Problem description :: Collect every line that includes the string "psicoterapia".

Data lines ::
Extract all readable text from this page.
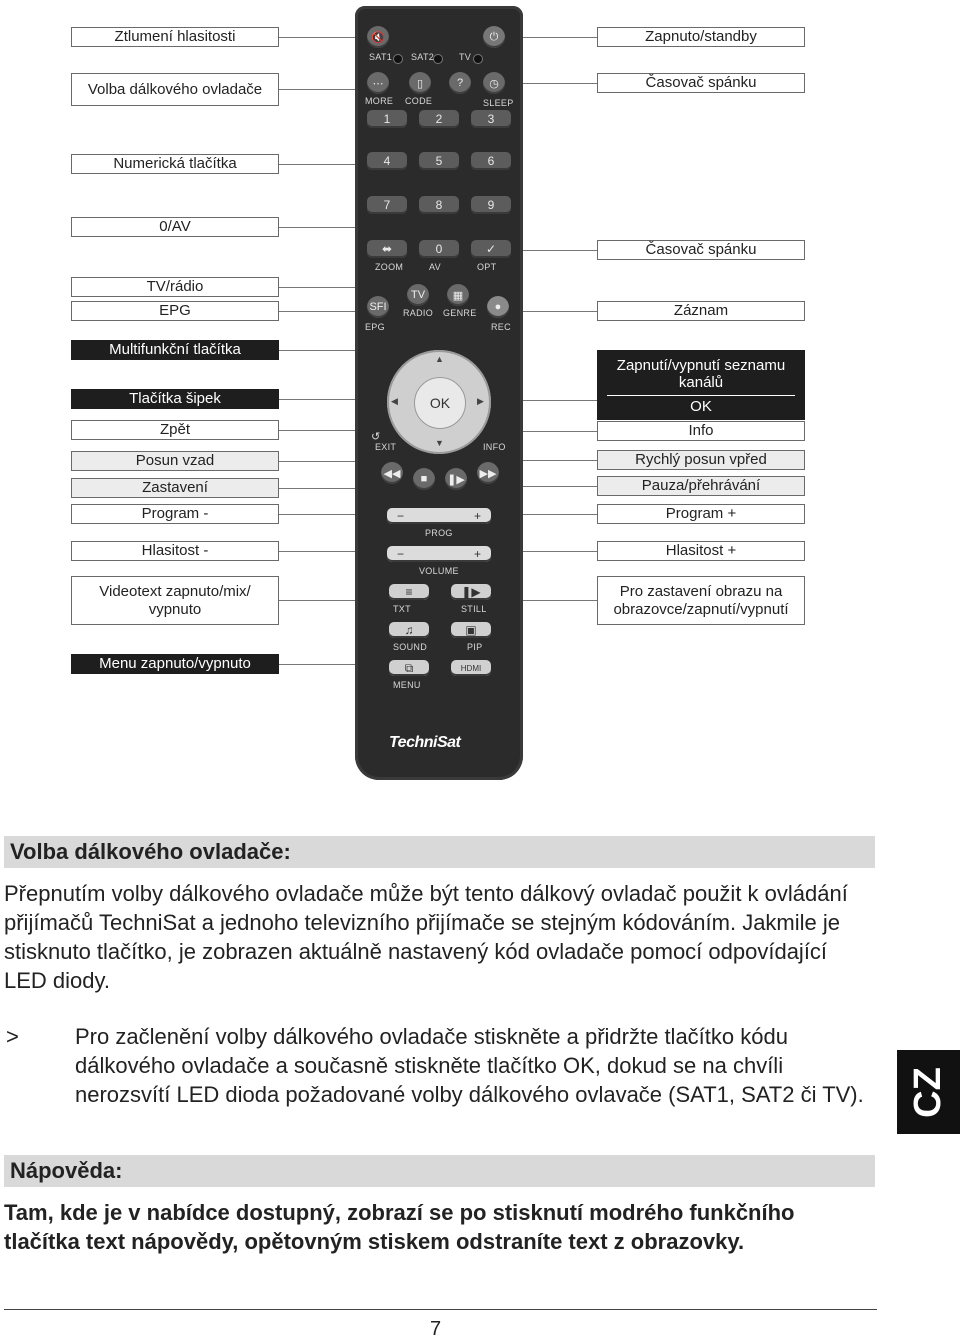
Ztlumení hlasitosti
Volba dálkového ovladače
Numerická tlačítka
0/AV
TV/rádio
EPG
Multifunkční tlačítka
Tlačítka šipek
Zpět
Posun vzad
Zastavení
Program -
Hlasitost -
Videotext zapnuto/mix/ vypnuto
Menu zapnuto/vypnuto
Zapnuto/standby
Časovač spánku
Časovač spánku
Záznam
Zapnutí/vypnutí seznamu kanálů
OK
Info
Rychlý posun vpřed
Pauza/přehrávání
Program +
Hlasitost +
Pro zastavení obrazu na obrazovce/zapnutí/vypnutí
🔇	⏻
SAT1 SAT2	TV
⋯	▯	?	◷
MORE CODE	SLEEP
1	2	3
4	5	6
7	8	9
⬌	0	✓
ZOOM	AV	OPT
SFI
TV	▦
●
EPG
RADIO GENRE
REC
▲
▼
◀	▶
OK
↺
EXIT	INFO
◀◀	■	❚▶ ▶▶
−	+
PROG
−	+
VOLUME
≡	❚▶
TXT	STILL
♫	▣
SOUND	PIP
⧉	HDMI
MENU
TechniSat
Volba dálkového ovladače:
Přepnutím volby dálkového ovladače může být tento dálkový ovladač použit k ovládání přijímačů TechniSat a jednoho televizního přijímače se stejným kódováním. Jakmile je stisknuto tlačítko, je zobrazen aktuálně nastavený kód ovladače pomocí odpovídající LED diody.
>	Pro začlenění volby dálkového ovladače stiskněte a přidržte tlačítko kódu dálkového ovladače a současně stiskněte tlačítko OK, dokud se na chvíli nerozsvítí LED dioda požadované volby dálkového ovlavače (SAT1, SAT2 či TV).
Nápověda:
Tam, kde je v nabídce dostupný, zobrazí se po stisknutí modrého funkčního tlačítka text nápovědy, opětovným stiskem odstraníte text z obrazovky.
CZ
7
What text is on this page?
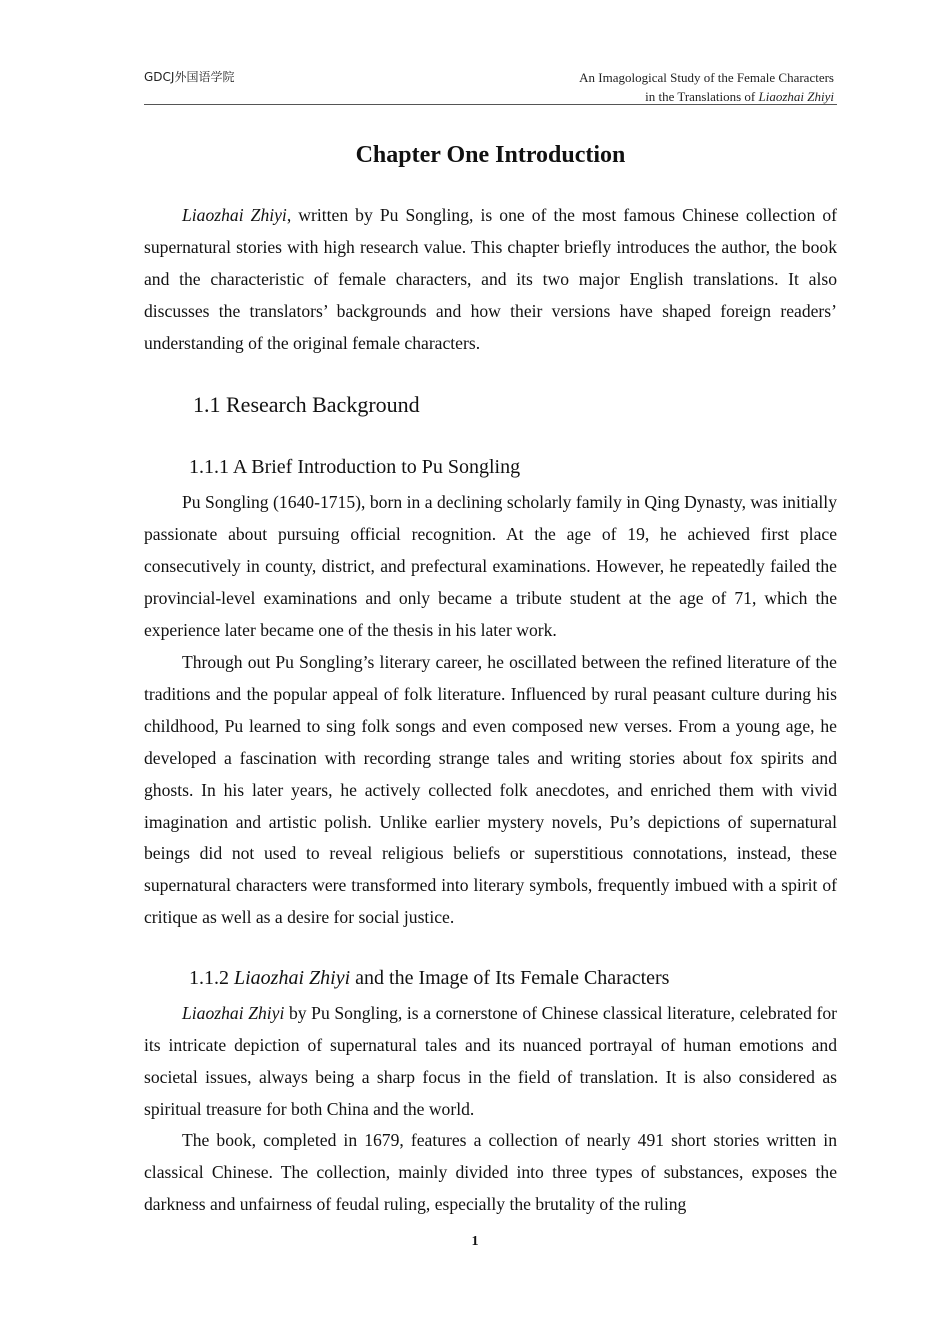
GDCJ外国语学院	An Imagological Study of the Female Characters
in the Translations of Liaozhai Zhiyi
Chapter One Introduction

Liaozhai Zhiyi, written by Pu Songling, is one of the most famous Chinese collection of supernatural stories with high research value. This chapter briefly introduces the author, the book and the characteristic of female characters, and its two major English translations. It also discusses the translators’ backgrounds and how their versions have shaped foreign readers’ understanding of the original female characters.

1.1 Research Background
1.1.1 A Brief Introduction to Pu Songling

Pu Songling (1640-1715), born in a declining scholarly family in Qing Dynasty, was initially passionate about pursuing official recognition. At the age of 19, he achieved first place consecutively in county, district, and prefectural examinations. However, he repeatedly failed the provincial-level examinations and only became a tribute student at the age of 71, which the experience later became one of the thesis in his later work.

Through out Pu Songling’s literary career, he oscillated between the refined literature of the traditions and the popular appeal of folk literature. Influenced by rural peasant culture during his childhood, Pu learned to sing folk songs and even composed new verses. From a young age, he developed a fascination with recording strange tales and writing stories about fox spirits and ghosts. In his later years, he actively collected folk anecdotes, and enriched them with vivid imagination and artistic polish. Unlike earlier mystery novels, Pu’s depictions of supernatural beings did not used to reveal religious beliefs or superstitious connotations, instead, these supernatural characters were transformed into literary symbols, frequently imbued with a spirit of critique as well as a desire for social justice.

1.1.2 Liaozhai Zhiyi and the Image of Its Female Characters

Liaozhai Zhiyi by Pu Songling, is a cornerstone of Chinese classical literature, celebrated for its intricate depiction of supernatural tales and its nuanced portrayal of human emotions and societal issues, always being a sharp focus in the field of translation. It is also considered as spiritual treasure for both China and the world.

The book, completed in 1679, features a collection of nearly 491 short stories written in classical Chinese. The collection, mainly divided into three types of substances, exposes the darkness and unfairness of feudal ruling, especially the brutality of the ruling

1
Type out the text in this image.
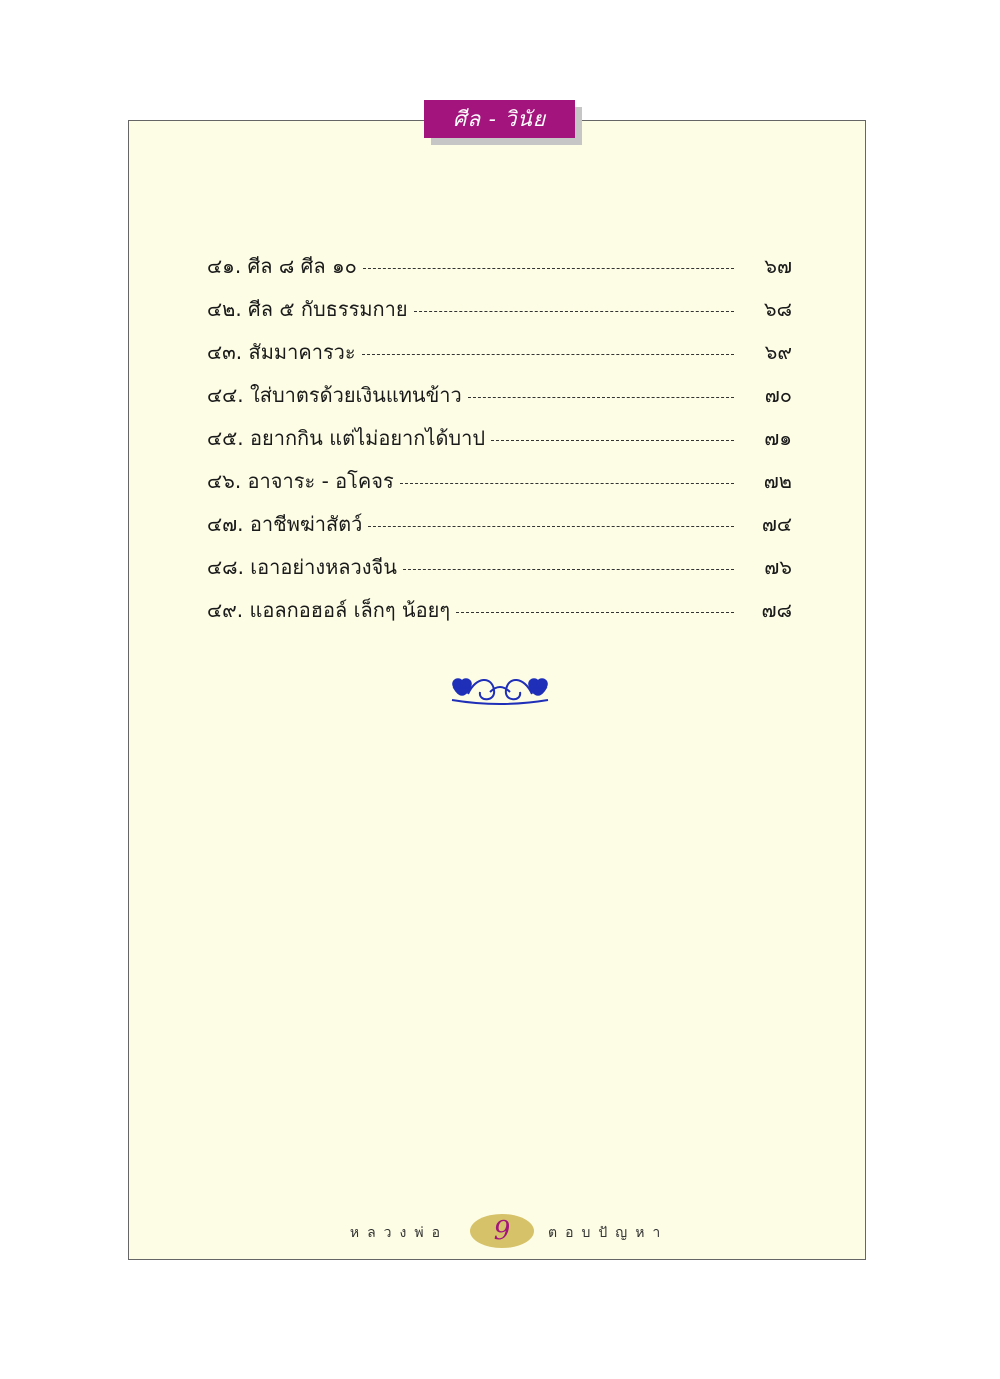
ศีล - วินัย
๔๑. ศีล ๘ ศีล ๑๐	๖๗
๔๒. ศีล ๕ กับธรรมกาย	๖๘
๔๓. สัมมาคารวะ	๖๙
๔๔. ใส่บาตรด้วยเงินแทนข้าว	๗๐
๔๕. อยากกิน แต่ไม่อยากได้บาป	๗๑
๔๖. อาจาระ - อโคจร	๗๒
๔๗. อาชีพฆ่าสัตว์	๗๔
๔๘. เอาอย่างหลวงจีน	๗๖
๔๙. แอลกอฮอล์ เล็กๆ น้อยๆ	๗๘
หลวงพ่อ	9	ตอบปัญหา
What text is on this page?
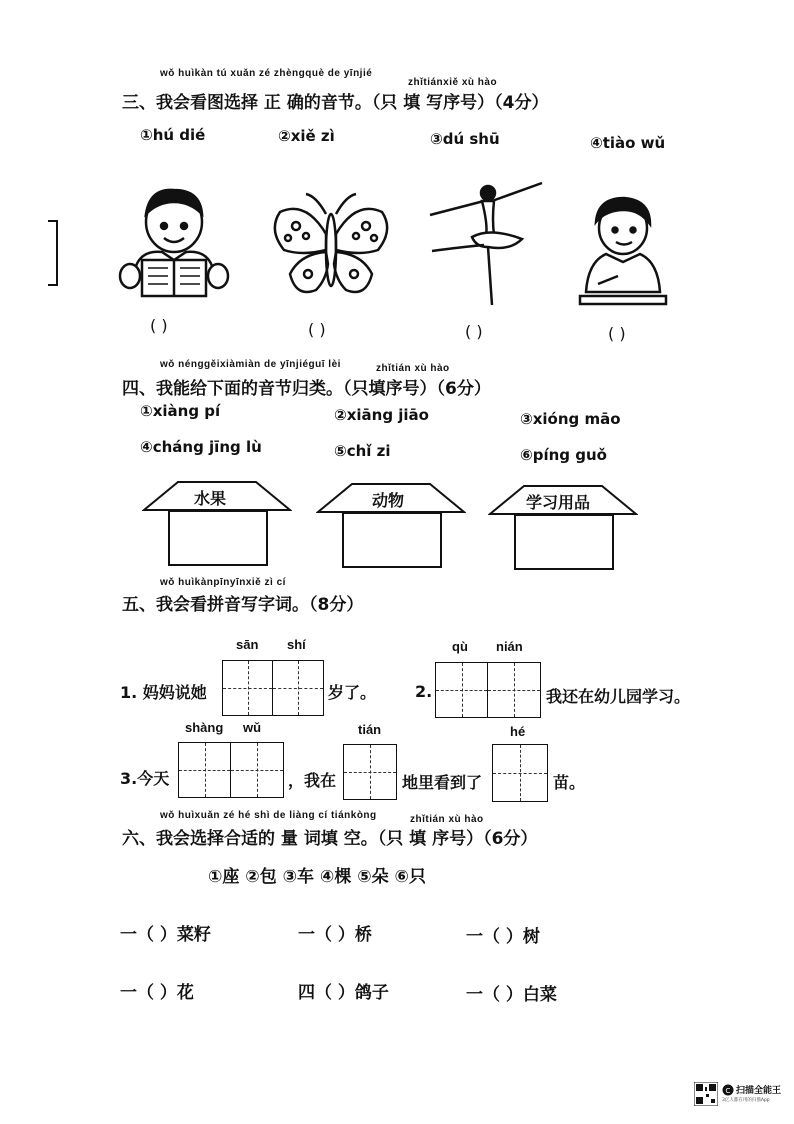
wǒ huìkàn tú xuǎn zé zhèngquè de yīnjié
zhǐtiánxiě xù hào
三、我会看图选择 正 确的音节。（只 填 写序号）（4分）
①hú dié	②xiě zì	③dú shū	④tiào wǔ
( )	( )	( )	( )
wǒ nénggěixiàmiàn de yīnjiéguī lèi	zhǐtián xù hào
四、我能给下面的音节归类。（只填序号）（6分）
①xiàng pí	②xiāng jiāo	③xióng māo
④cháng jīng lù	⑤chǐ zi	⑥píng guǒ
水果	动物	学习用品
wǒ huìkànpīnyīnxiě zì cí
五、我会看拼音写字词。（8分）
sān shí
1. 妈妈说她	岁了。
qù nián
2.	我还在幼儿园学习。
shàng wǔ
3.今天	，我在
tián
地里看到了
hé
苗。
wǒ huìxuǎn zé hé shì de liàng cí tiánkòng	zhǐtián xù hào
六、我会选择合适的 量 词填 空。（只 填 序号）（6分）
①座 ②包 ③车 ④棵 ⑤朵 ⑥只
一（ ）菜籽	一（ ）桥	一（ ）树
一（ ）花	四（ ）鸽子	一（ ）白菜
C 扫描全能王
3亿人都在用的扫描App
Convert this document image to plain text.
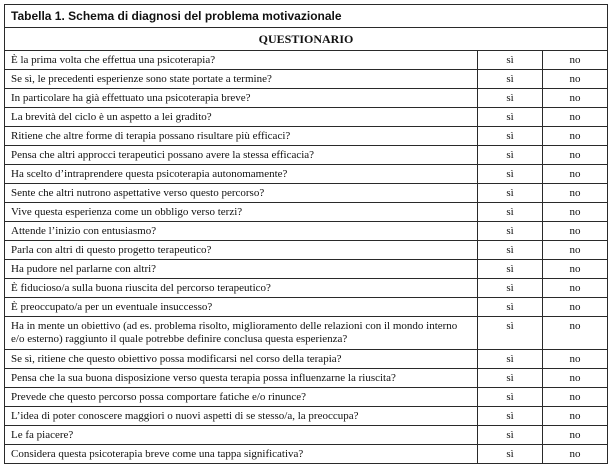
Tabella 1. Schema di diagnosi del problema motivazionale		
QUESTIONARIO		
È la prima volta che effettua una psicoterapia?	sì	no
Se sì, le precedenti esperienze sono state portate a termine?	sì	no
In particolare ha già effettuato una psicoterapia breve?	sì	no
La brevità del ciclo è un aspetto a lei gradito?	sì	no
Ritiene che altre forme di terapia possano risultare più efficaci?	sì	no
Pensa che altri approcci terapeutici possano avere la stessa efficacia?	sì	no
Ha scelto d’intraprendere questa psicoterapia autonomamente?	sì	no
Sente che altri nutrono aspettative verso questo percorso?	sì	no
Vive questa esperienza come un obbligo verso terzi?	sì	no
Attende l’inizio con entusiasmo?	sì	no
Parla con altri di questo progetto terapeutico?	sì	no
Ha pudore nel parlarne con altri?	sì	no
È fiducioso/a sulla buona riuscita del percorso terapeutico?	sì	no
È preoccupato/a per un eventuale insuccesso?	sì	no
Ha in mente un obiettivo (ad es. problema risolto, miglioramento delle relazioni con il mondo interno e/o esterno) raggiunto il quale potrebbe definire conclusa questa esperienza?	sì	no
Se sì, ritiene che questo obiettivo possa modificarsi nel corso della terapia?	sì	no
Pensa che la sua buona disposizione verso questa terapia possa influenzarne la riuscita?	sì	no
Prevede che questo percorso possa comportare fatiche e/o rinunce?	sì	no
L’idea di poter conoscere maggiori o nuovi aspetti di se stesso/a, la preoccupa?	sì	no
Le fa piacere?	sì	no
Considera questa psicoterapia breve come una tappa significativa?	sì	no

Expected answer ::
È la prima volta che effettua una psicoterapia?	sì	no
In particolare ha già effettuato una psicoterapia breve?	sì	no
Ha scelto d’intraprendere questa psicoterapia autonomamente?	sì	no
Considera questa psicoterapia breve come una tappa significativa?	sì	no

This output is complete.